*** PROVIDED PASSAGE ***
Any OISC language belongs to either one of the two groups: with memory mapping (MOVE, RSSB) or without (Subleq, SBN, FlipJump, BitBitJump, ByteByteJump). Note, that a language from the second group may have an extension with memory mapped special addresses, but those addresses are not required for computations; they are used for IO or any other system calls.

List of OISCs

In this table, the OISC's command is given in C-like syntax. a, b, c, etc. are placeholders for arguments to the command, and are treated as literals (thus for example the INC command from x86 assembler would have its semantics written as (*a)++; it's incrementing the value at a specific address, so the address is literal and needs to be dereferenced once in order to produce the value at that address, which is the thing that is incremented). X, Y etc. are placeholders for "magic numbers" that allow multiple variants of an instruction, such as addressing modes. p, q, r, etc. are registers that are not memory-mapped. Many OISCs memory-map instructions (to allow for self-modifying code, often increasing their computational power), and/or the instruction pointer (to provide a method to implement loops). (Some OISCs also memory-map other things, like I/O, but this is not shown in the table below.)

Name Command Addresses Commands memory-mapped IP memory-mapped
abcout *a += *b; if (*a > 255) { *a %= 256; ip = c; } Absolute No No
Addbig *a += *b; if (*a > 0) goto c; Absolute Yes No
AddJump ++a; goto b; Absolute No No
Addo *a += *b; if ((*a % 2) != 0) goto c; Absolute No No
BitBitJump *b = *a; goto c; Absolute Yes No
Blues machine ++*a; *b *= *c; *d /= *e; if(*f) goto (g ? h : *h); Absolute No No
ByteByteJump *b = *a; goto c; Absolute Yes No
Cryptoleq *b = *b/*a; if (*b < 0) goto *c; Absolute Yes No
Decleq *b=*a-1; if (*b <= 0) goto c Absolute Yes No
DCI if(*a>0){--*a;if(b)*c=b;else *c=*d;} Absolute Yes Yes (address 1)
Divrac *e = (a*d)/gcd(a*d, b*c); *(e+1) = (b*c)/gcd(a*d, b*c); Absolute
(some magic numbers)
*** End of PROVIDED PASSAGE ***
*** INFORMATION ***
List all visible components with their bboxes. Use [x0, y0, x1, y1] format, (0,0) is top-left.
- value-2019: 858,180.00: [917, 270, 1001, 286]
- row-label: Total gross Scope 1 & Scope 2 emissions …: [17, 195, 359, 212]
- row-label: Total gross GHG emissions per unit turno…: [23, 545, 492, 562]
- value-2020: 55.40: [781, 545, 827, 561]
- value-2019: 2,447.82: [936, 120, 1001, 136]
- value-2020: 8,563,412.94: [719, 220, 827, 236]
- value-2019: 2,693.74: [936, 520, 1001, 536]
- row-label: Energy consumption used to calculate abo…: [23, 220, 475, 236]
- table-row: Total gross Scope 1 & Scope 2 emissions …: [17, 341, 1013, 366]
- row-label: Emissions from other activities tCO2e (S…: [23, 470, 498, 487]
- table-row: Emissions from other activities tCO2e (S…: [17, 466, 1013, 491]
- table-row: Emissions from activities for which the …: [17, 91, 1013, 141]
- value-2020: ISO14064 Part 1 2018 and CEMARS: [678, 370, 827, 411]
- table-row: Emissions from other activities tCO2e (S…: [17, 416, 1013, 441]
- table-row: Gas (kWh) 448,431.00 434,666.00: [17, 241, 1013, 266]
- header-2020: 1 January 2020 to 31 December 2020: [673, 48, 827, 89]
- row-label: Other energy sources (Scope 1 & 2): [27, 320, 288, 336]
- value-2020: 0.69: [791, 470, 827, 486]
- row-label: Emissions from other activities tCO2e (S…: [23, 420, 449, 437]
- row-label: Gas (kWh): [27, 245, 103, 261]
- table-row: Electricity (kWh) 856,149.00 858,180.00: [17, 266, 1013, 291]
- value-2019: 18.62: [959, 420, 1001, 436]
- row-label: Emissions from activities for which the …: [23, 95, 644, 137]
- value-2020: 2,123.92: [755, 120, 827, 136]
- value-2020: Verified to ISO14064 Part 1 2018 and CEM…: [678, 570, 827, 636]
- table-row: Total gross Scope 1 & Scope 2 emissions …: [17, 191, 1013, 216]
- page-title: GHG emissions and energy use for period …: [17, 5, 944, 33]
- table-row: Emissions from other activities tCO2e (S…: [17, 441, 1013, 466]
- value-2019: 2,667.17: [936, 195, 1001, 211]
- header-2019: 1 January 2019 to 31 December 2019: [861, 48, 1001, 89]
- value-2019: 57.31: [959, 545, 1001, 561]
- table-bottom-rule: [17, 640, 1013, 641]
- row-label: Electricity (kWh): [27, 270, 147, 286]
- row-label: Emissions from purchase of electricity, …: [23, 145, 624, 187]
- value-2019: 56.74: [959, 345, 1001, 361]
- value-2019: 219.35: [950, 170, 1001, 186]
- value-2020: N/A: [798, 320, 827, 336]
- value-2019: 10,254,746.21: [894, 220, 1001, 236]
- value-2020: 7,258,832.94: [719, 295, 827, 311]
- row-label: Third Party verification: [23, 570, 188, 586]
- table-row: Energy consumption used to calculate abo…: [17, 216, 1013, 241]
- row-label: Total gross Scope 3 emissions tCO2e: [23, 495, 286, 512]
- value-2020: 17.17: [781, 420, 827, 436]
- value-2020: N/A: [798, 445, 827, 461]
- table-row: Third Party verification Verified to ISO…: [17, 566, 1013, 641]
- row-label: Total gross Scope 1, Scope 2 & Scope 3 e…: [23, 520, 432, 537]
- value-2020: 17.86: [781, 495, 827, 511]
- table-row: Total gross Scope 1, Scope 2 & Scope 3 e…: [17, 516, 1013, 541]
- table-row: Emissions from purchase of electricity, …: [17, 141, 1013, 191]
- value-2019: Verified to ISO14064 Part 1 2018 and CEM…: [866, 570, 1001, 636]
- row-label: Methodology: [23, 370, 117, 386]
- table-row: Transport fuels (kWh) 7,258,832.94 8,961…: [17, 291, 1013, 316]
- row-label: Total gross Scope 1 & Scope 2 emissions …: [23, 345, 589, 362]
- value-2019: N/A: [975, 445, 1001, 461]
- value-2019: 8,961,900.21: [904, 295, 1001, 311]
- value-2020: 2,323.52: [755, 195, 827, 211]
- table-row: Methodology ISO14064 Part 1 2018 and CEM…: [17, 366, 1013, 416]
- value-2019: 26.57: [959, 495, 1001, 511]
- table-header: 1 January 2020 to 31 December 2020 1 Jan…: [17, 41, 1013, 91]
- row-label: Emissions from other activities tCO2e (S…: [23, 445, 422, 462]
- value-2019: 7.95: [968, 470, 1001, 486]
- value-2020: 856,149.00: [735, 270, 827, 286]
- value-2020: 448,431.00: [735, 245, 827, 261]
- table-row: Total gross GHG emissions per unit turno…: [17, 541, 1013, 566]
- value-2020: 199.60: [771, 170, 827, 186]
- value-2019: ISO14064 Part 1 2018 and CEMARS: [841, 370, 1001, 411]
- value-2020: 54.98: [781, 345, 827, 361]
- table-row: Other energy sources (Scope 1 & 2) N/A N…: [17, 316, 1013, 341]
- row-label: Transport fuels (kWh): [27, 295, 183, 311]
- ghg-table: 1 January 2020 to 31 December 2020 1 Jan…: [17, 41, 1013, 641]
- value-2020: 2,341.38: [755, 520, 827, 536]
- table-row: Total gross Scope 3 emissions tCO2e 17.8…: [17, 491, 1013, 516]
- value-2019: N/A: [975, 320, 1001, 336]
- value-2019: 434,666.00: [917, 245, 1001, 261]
*** End of INFORMATION ***
TASK REQUIREMENTS: Please give the two languages that the OISC passage places in the group with memory mapping.

SOLUTION TO THIS EXERCISE: MOVE and RSSB.